▸ GIVEN INSTRUCTION
Pull each line containing "出示图片" out of the data and copy it.

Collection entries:

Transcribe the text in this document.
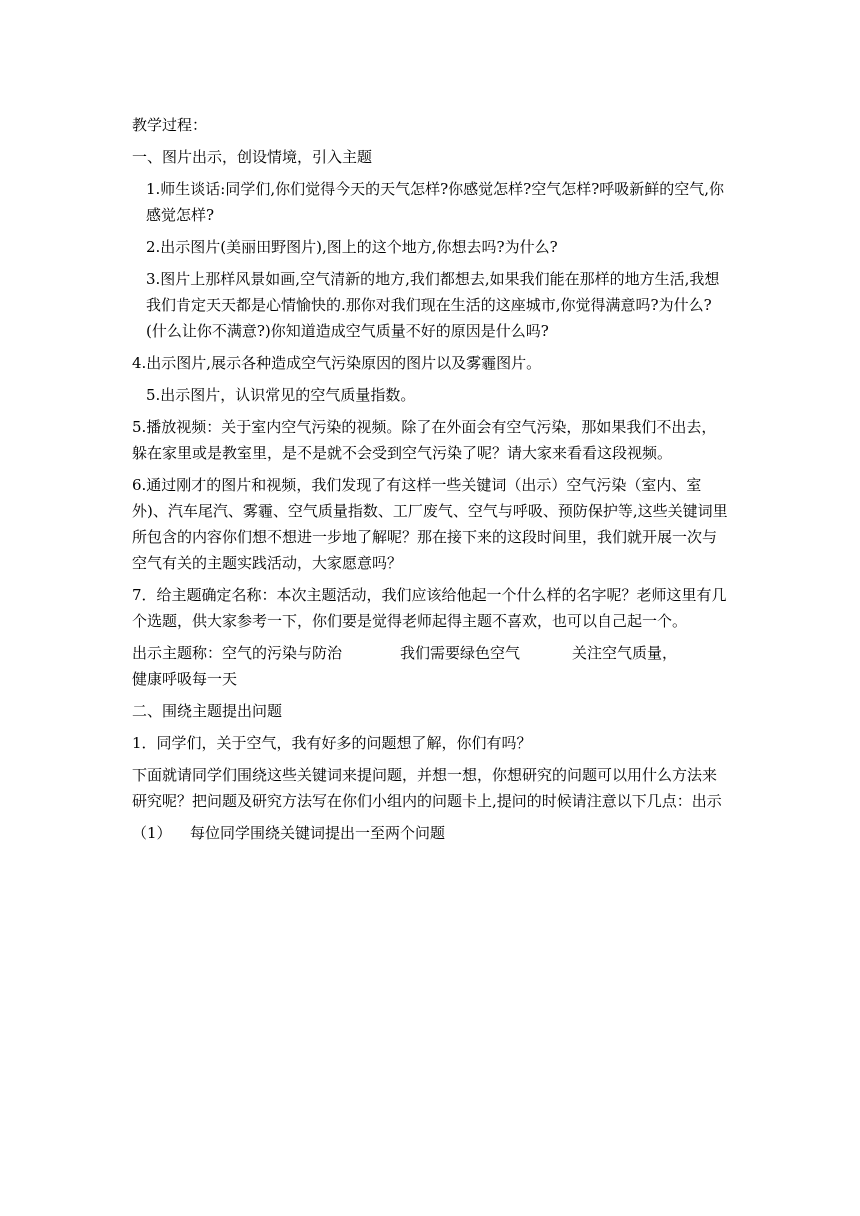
教学过程：

一、图片出示，创设情境，引入主题

1.师生谈话:同学们,你们觉得今天的天气怎样?你感觉怎样?空气怎样?呼吸新鲜的空气,你感觉怎样?

2.出示图片(美丽田野图片),图上的这个地方,你想去吗?为什么?

3.图片上那样风景如画,空气清新的地方,我们都想去,如果我们能在那样的地方生活,我想我们肯定天天都是心情愉快的.那你对我们现在生活的这座城市,你觉得满意吗?为什么?(什么让你不满意?)你知道造成空气质量不好的原因是什么吗?

4.出示图片,展示各种造成空气污染原因的图片以及雾霾图片。

5.出示图片，认识常见的空气质量指数。

5.播放视频：关于室内空气污染的视频。除了在外面会有空气污染，那如果我们不出去，躲在家里或是教室里，是不是就不会受到空气污染了呢？请大家来看看这段视频。

6.通过刚才的图片和视频，我们发现了有这样一些关键词（出示）空气污染（室内、室外)、汽车尾汽、雾霾、空气质量指数、工厂废气、空气与呼吸、预防保护等,这些关键词里所包含的内容你们想不想进一步地了解呢？那在接下来的这段时间里，我们就开展一次与空气有关的主题实践活动，大家愿意吗？

7．给主题确定名称：本次主题活动，我们应该给他起一个什么样的名字呢？老师这里有几个选题，供大家参考一下，你们要是觉得老师起得主题不喜欢，也可以自己起一个。

出示主题称：空气的污染与防治	我们需要绿色空气	关注空气质量，
健康呼吸每一天

二、围绕主题提出问题

1．同学们，关于空气，我有好多的问题想了解，你们有吗？

下面就请同学们围绕这些关键词来提问题，并想一想，你想研究的问题可以用什么方法来研究呢？把问题及研究方法写在你们小组内的问题卡上,提问的时候请注意以下几点：出示

（1） 每位同学围绕关键词提出一至两个问题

▸ WORKED SOLUTION
2.出示图片(美丽田野图片),图上的这个地方,你想去吗?为什么?
4.出示图片,展示各种造成空气污染原因的图片以及雾霾图片。
5.出示图片，认识常见的空气质量指数。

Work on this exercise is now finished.